─── Data provided

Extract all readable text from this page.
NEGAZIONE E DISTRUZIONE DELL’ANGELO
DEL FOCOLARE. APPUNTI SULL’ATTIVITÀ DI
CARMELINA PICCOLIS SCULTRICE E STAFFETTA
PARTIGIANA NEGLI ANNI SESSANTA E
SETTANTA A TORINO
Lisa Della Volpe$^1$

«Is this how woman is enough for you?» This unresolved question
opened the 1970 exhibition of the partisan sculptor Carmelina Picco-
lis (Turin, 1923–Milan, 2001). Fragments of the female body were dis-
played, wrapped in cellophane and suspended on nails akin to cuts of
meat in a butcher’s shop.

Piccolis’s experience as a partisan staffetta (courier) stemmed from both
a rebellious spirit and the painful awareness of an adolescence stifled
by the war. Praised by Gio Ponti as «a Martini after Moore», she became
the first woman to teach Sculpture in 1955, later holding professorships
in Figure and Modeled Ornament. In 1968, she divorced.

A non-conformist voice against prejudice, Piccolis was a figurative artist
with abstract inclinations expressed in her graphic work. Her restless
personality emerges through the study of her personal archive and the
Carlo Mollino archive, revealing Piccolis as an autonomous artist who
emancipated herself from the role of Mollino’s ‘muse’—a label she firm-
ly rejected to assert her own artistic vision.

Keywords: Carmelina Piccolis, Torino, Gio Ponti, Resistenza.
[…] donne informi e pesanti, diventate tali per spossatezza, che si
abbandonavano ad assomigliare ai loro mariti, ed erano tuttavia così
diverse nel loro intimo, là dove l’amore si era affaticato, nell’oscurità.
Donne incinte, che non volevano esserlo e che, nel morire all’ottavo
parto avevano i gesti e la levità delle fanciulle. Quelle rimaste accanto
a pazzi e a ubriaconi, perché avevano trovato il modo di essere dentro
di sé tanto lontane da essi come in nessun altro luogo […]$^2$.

──────

Send back every record, precisely as written.

Extract all readable text from this page.
NEGAZIONE E DISTRUZIONE DELL’ANGELO
DEL FOCOLARE. APPUNTI SULL’ATTIVITÀ DI
CARMELINA PICCOLIS SCULTRICE E STAFFETTA
PARTIGIANA NEGLI ANNI SESSANTA E
SETTANTA A TORINO
Lisa Della Volpe$^1$

«Is this how woman is enough for you?» This unresolved question
opened the 1970 exhibition of the partisan sculptor Carmelina Picco-
lis (Turin, 1923–Milan, 2001). Fragments of the female body were dis-
played, wrapped in cellophane and suspended on nails akin to cuts of
meat in a butcher’s shop.

Piccolis’s experience as a partisan staffetta (courier) stemmed from both
a rebellious spirit and the painful awareness of an adolescence stifled
by the war. Praised by Gio Ponti as «a Martini after Moore», she became
the first woman to teach Sculpture in 1955, later holding professorships
in Figure and Modeled Ornament. In 1968, she divorced.

A non-conformist voice against prejudice, Piccolis was a figurative artist
with abstract inclinations expressed in her graphic work. Her restless
personality emerges through the study of her personal archive and the
Carlo Mollino archive, revealing Piccolis as an autonomous artist who
emancipated herself from the role of Mollino’s ‘muse’—a label she firm-
ly rejected to assert her own artistic vision.

Keywords: Carmelina Piccolis, Torino, Gio Ponti, Resistenza.
[…] donne informi e pesanti, diventate tali per spossatezza, che si
abbandonavano ad assomigliare ai loro mariti, ed erano tuttavia così
diverse nel loro intimo, là dove l’amore si era affaticato, nell’oscurità.
Donne incinte, che non volevano esserlo e che, nel morire all’ottavo
parto avevano i gesti e la levità delle fanciulle. Quelle rimaste accanto
a pazzi e a ubriaconi, perché avevano trovato il modo di essere dentro
di sé tanto lontane da essi come in nessun altro luogo […]$^2$.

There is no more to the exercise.